* Work to be completed
Give again, word for word, only the lines from the one containing "What's the underlying" through the final line.

[Data records]
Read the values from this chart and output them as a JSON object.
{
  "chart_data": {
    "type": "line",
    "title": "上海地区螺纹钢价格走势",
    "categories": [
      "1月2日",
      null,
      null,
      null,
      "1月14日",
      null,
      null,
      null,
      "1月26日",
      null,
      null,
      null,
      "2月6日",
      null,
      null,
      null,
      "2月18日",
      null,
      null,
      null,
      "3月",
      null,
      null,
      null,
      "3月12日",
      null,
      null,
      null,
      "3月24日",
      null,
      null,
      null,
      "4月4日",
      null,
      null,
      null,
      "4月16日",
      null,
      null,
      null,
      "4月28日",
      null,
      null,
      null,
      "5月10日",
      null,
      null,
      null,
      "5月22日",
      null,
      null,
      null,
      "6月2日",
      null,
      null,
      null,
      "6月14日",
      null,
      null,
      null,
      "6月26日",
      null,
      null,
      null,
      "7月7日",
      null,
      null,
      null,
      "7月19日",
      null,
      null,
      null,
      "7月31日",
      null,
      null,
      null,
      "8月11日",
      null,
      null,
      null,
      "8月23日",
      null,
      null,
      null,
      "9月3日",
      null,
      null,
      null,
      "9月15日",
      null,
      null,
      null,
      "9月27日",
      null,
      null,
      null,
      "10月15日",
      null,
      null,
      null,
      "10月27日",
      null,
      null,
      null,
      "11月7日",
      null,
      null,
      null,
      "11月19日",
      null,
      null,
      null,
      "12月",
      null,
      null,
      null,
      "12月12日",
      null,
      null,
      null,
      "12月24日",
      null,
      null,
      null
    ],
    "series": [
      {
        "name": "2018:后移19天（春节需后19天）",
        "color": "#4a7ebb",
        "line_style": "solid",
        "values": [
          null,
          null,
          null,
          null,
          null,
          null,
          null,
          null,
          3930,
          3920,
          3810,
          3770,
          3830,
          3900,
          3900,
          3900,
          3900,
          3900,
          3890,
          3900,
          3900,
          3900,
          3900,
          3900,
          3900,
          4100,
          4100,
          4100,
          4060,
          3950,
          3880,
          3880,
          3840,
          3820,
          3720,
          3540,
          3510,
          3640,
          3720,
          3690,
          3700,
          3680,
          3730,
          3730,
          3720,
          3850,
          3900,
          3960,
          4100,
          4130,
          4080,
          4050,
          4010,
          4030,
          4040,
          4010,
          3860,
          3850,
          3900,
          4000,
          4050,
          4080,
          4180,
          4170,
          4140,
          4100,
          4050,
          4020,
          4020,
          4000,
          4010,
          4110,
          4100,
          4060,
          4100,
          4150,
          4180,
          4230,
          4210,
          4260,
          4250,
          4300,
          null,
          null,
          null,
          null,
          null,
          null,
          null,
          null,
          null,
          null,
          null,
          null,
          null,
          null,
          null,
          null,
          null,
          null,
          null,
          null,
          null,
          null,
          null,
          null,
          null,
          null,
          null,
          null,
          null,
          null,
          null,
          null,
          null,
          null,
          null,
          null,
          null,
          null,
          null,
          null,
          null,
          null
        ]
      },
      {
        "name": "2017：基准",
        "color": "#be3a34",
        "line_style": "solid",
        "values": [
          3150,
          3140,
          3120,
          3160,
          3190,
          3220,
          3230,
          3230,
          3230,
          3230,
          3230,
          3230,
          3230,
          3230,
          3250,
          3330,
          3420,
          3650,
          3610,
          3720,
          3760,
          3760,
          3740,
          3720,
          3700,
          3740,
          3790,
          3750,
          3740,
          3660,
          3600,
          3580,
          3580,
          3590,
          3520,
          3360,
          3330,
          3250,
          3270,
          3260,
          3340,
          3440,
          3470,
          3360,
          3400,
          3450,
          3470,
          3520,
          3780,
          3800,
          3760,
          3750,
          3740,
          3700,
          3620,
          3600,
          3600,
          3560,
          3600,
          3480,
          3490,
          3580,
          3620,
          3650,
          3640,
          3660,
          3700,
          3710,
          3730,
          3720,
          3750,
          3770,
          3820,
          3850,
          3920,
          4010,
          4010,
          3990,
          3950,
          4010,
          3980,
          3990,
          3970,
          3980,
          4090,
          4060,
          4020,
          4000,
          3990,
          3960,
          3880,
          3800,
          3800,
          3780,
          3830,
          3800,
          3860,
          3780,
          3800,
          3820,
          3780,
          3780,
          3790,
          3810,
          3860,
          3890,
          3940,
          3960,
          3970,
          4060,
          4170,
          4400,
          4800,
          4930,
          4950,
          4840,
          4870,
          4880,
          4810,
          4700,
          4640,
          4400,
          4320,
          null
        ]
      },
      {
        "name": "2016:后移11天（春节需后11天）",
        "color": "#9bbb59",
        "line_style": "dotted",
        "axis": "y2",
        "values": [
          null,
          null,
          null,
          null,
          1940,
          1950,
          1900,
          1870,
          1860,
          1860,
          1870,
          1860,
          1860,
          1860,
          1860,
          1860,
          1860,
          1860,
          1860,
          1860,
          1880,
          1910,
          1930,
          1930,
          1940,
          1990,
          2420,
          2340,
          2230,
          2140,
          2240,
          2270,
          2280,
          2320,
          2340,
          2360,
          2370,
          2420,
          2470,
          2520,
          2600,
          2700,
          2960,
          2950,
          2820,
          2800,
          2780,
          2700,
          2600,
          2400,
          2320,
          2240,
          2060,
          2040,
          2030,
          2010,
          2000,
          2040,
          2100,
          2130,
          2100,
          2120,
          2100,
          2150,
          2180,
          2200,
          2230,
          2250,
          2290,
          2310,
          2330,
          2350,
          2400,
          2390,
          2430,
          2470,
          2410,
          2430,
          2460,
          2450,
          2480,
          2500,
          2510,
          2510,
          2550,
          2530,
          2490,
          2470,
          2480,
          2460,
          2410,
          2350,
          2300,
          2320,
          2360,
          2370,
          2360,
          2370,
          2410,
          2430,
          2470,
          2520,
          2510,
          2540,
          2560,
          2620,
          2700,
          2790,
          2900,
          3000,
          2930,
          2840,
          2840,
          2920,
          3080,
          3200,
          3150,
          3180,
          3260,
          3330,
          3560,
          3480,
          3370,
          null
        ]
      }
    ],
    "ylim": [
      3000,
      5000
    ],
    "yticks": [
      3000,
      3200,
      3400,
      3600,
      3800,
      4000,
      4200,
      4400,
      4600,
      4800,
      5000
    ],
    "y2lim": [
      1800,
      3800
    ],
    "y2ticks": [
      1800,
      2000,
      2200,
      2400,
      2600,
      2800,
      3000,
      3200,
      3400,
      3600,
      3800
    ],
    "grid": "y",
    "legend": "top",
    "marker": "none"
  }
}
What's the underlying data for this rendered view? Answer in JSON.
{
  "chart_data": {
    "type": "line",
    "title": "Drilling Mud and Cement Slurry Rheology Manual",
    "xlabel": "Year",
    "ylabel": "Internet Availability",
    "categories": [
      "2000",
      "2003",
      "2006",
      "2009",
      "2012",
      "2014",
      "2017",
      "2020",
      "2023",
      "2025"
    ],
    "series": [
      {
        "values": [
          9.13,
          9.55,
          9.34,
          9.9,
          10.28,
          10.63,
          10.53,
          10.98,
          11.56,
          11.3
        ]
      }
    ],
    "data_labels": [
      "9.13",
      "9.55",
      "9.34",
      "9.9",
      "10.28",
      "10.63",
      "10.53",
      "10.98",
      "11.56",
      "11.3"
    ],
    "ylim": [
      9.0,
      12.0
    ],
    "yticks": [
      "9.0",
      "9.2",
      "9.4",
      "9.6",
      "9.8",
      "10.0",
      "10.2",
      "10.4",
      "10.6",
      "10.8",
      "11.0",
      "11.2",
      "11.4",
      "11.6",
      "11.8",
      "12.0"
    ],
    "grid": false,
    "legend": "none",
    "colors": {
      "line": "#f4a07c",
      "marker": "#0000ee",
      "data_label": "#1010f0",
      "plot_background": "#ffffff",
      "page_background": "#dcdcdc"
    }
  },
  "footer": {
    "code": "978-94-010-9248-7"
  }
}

* Result of the task
What's the underlying data for this rendered view? Answer in JSON.
{
  "chart_data": {
    "type": "line",
    "title": "Drilling Mud and Cement Slurry Rheology Manual",
    "xlabel": "Year",
    "ylabel": "Internet Availability",
    "categories": [
      "2000",
      "2003",
      "2006",
      "2009",
      "2012",
      "2014",
      "2017",
      "2020",
      "2023",
      "2025"
    ],
    "series": [
      {
        "values": [
          9.13,
          9.55,
          9.34,
          9.9,
          10.28,
          10.63,
          10.53,
          10.98,
          11.56,
          11.3
        ]
      }
    ],
    "data_labels": [
      "9.13",
      "9.55",
      "9.34",
      "9.9",
      "10.28",
      "10.63",
      "10.53",
      "10.98",
      "11.56",
      "11.3"
    ],
    "ylim": [
      9.0,
      12.0
    ],
    "yticks": [
      "9.0",
      "9.2",
      "9.4",
      "9.6",
      "9.8",
      "10.0",
      "10.2",
      "10.4",
      "10.6",
      "10.8",
      "11.0",
      "11.2",
      "11.4",
      "11.6",
      "11.8",
      "12.0"
    ],
    "grid": false,
    "legend": "none",
    "colors": {
      "line": "#f4a07c",
      "marker": "#0000ee",
      "data_label": "#1010f0",
      "plot_background": "#ffffff",
      "page_background": "#dcdcdc"
    }
  },
  "footer": {
    "code": "978-94-010-9248-7"
  }
}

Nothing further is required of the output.